Your task is to copy every line of this material exactly.
·····
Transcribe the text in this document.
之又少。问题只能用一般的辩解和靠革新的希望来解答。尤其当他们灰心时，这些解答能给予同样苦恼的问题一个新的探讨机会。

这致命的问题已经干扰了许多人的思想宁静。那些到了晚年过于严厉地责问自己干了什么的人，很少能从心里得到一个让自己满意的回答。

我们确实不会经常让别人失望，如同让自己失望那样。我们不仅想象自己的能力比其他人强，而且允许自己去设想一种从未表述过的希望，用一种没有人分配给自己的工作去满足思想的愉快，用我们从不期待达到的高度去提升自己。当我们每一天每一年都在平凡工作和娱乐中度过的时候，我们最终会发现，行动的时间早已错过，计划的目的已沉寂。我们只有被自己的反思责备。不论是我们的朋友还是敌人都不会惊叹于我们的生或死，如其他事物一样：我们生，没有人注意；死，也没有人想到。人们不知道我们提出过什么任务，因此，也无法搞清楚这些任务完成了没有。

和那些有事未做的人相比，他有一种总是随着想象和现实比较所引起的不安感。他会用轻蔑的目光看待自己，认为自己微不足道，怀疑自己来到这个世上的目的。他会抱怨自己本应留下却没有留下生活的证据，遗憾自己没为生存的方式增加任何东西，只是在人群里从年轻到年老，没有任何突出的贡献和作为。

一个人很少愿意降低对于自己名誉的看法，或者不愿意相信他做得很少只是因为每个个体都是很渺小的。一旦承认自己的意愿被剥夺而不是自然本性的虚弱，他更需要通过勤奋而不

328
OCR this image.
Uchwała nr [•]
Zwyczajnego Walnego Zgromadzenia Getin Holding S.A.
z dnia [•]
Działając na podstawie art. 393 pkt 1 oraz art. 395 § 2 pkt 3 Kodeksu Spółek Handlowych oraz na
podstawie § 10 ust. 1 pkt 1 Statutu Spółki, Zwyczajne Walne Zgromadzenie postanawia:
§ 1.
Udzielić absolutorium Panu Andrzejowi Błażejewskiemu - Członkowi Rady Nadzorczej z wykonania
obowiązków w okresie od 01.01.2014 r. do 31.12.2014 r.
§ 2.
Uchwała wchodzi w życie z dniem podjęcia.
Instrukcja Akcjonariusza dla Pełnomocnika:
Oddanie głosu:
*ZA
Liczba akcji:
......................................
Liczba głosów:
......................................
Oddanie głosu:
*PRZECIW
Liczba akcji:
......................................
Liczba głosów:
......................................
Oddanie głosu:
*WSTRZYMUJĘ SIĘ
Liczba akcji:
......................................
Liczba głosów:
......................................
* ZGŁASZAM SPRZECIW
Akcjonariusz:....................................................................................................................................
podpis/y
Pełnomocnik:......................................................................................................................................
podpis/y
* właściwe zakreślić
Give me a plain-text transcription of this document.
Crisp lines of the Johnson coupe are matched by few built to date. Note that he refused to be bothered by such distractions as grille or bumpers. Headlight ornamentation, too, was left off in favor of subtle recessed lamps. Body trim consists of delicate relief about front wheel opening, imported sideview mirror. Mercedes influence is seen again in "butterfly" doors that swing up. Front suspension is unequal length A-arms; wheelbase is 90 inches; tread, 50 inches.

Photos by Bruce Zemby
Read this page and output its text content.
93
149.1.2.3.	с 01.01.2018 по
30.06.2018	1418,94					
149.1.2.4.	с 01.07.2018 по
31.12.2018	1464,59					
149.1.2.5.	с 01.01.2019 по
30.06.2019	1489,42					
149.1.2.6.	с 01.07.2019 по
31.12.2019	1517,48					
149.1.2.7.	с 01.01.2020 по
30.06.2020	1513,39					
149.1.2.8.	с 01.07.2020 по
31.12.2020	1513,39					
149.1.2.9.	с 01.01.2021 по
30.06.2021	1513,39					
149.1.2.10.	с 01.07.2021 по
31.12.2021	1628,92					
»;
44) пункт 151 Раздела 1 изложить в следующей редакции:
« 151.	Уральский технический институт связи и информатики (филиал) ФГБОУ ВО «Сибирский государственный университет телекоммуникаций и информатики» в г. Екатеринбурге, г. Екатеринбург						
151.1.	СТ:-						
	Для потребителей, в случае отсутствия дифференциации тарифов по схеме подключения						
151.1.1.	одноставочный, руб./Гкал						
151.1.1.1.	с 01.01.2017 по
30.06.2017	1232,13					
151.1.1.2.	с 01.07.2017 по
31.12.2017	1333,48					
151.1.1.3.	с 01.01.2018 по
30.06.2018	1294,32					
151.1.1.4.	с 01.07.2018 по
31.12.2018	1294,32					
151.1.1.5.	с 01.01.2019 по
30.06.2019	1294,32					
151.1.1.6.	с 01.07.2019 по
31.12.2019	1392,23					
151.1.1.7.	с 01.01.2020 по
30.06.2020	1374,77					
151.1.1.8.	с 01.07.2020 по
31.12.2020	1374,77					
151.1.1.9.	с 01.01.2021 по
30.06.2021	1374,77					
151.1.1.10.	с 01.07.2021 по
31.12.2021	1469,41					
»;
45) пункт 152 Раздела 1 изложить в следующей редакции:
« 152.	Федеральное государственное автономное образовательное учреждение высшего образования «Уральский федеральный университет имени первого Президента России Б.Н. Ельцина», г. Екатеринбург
·····
Solution =>
Transcribe the text in this document.
之又少。问题只能用一般的辩解和靠革新的希望来解答。尤其当他们灰心时，这些解答能给予同样苦恼的问题一个新的探讨机会。

这致命的问题已经干扰了许多人的思想宁静。那些到了晚年过于严厉地责问自己干了什么的人，很少能从心里得到一个让自己满意的回答。

我们确实不会经常让别人失望，如同让自己失望那样。我们不仅想象自己的能力比其他人强，而且允许自己去设想一种从未表述过的希望，用一种没有人分配给自己的工作去满足思想的愉快，用我们从不期待达到的高度去提升自己。当我们每一天每一年都在平凡工作和娱乐中度过的时候，我们最终会发现，行动的时间早已错过，计划的目的已沉寂。我们只有被自己的反思责备。不论是我们的朋友还是敌人都不会惊叹于我们的生或死，如其他事物一样：我们生，没有人注意；死，也没有人想到。人们不知道我们提出过什么任务，因此，也无法搞清楚这些任务完成了没有。

和那些有事未做的人相比，他有一种总是随着想象和现实比较所引起的不安感。他会用轻蔑的目光看待自己，认为自己微不足道，怀疑自己来到这个世上的目的。他会抱怨自己本应留下却没有留下生活的证据，遗憾自己没为生存的方式增加任何东西，只是在人群里从年轻到年老，没有任何突出的贡献和作为。

一个人很少愿意降低对于自己名誉的看法，或者不愿意相信他做得很少只是因为每个个体都是很渺小的。一旦承认自己的意愿被剥夺而不是自然本性的虚弱，他更需要通过勤奋而不

328
OCR this image.
Uchwała nr [•]
Zwyczajnego Walnego Zgromadzenia Getin Holding S.A.
z dnia [•]
Działając na podstawie art. 393 pkt 1 oraz art. 395 § 2 pkt 3 Kodeksu Spółek Handlowych oraz na
podstawie § 10 ust. 1 pkt 1 Statutu Spółki, Zwyczajne Walne Zgromadzenie postanawia:
§ 1.
Udzielić absolutorium Panu Andrzejowi Błażejewskiemu - Członkowi Rady Nadzorczej z wykonania
obowiązków w okresie od 01.01.2014 r. do 31.12.2014 r.
§ 2.
Uchwała wchodzi w życie z dniem podjęcia.
Instrukcja Akcjonariusza dla Pełnomocnika:
Oddanie głosu:
*ZA
Liczba akcji:
......................................
Liczba głosów:
......................................
Oddanie głosu:
*PRZECIW
Liczba akcji:
......................................
Liczba głosów:
......................................
Oddanie głosu:
*WSTRZYMUJĘ SIĘ
Liczba akcji:
......................................
Liczba głosów:
......................................
* ZGŁASZAM SPRZECIW
Akcjonariusz:....................................................................................................................................
podpis/y
Pełnomocnik:......................................................................................................................................
podpis/y
* właściwe zakreślić
Give me a plain-text transcription of this document.
Crisp lines of the Johnson coupe are matched by few built to date. Note that he refused to be bothered by such distractions as grille or bumpers. Headlight ornamentation, too, was left off in favor of subtle recessed lamps. Body trim consists of delicate relief about front wheel opening, imported sideview mirror. Mercedes influence is seen again in "butterfly" doors that swing up. Front suspension is unequal length A-arms; wheelbase is 90 inches; tread, 50 inches.

Photos by Bruce Zemby
Read this page and output its text content.
93
149.1.2.3.	с 01.01.2018 по
30.06.2018	1418,94					
149.1.2.4.	с 01.07.2018 по
31.12.2018	1464,59					
149.1.2.5.	с 01.01.2019 по
30.06.2019	1489,42					
149.1.2.6.	с 01.07.2019 по
31.12.2019	1517,48					
149.1.2.7.	с 01.01.2020 по
30.06.2020	1513,39					
149.1.2.8.	с 01.07.2020 по
31.12.2020	1513,39					
149.1.2.9.	с 01.01.2021 по
30.06.2021	1513,39					
149.1.2.10.	с 01.07.2021 по
31.12.2021	1628,92					
»;
44) пункт 151 Раздела 1 изложить в следующей редакции:
« 151.	Уральский технический институт связи и информатики (филиал) ФГБОУ ВО «Сибирский государственный университет телекоммуникаций и информатики» в г. Екатеринбурге, г. Екатеринбург						
151.1.	СТ:-						
	Для потребителей, в случае отсутствия дифференциации тарифов по схеме подключения						
151.1.1.	одноставочный, руб./Гкал						
151.1.1.1.	с 01.01.2017 по
30.06.2017	1232,13					
151.1.1.2.	с 01.07.2017 по
31.12.2017	1333,48					
151.1.1.3.	с 01.01.2018 по
30.06.2018	1294,32					
151.1.1.4.	с 01.07.2018 по
31.12.2018	1294,32					
151.1.1.5.	с 01.01.2019 по
30.06.2019	1294,32					
151.1.1.6.	с 01.07.2019 по
31.12.2019	1392,23					
151.1.1.7.	с 01.01.2020 по
30.06.2020	1374,77					
151.1.1.8.	с 01.07.2020 по
31.12.2020	1374,77					
151.1.1.9.	с 01.01.2021 по
30.06.2021	1374,77					
151.1.1.10.	с 01.07.2021 по
31.12.2021	1469,41					
»;
45) пункт 152 Раздела 1 изложить в следующей редакции:
« 152.	Федеральное государственное автономное образовательное учреждение высшего образования «Уральский федеральный университет имени первого Президента России Б.Н. Ельцина», г. Екатеринбург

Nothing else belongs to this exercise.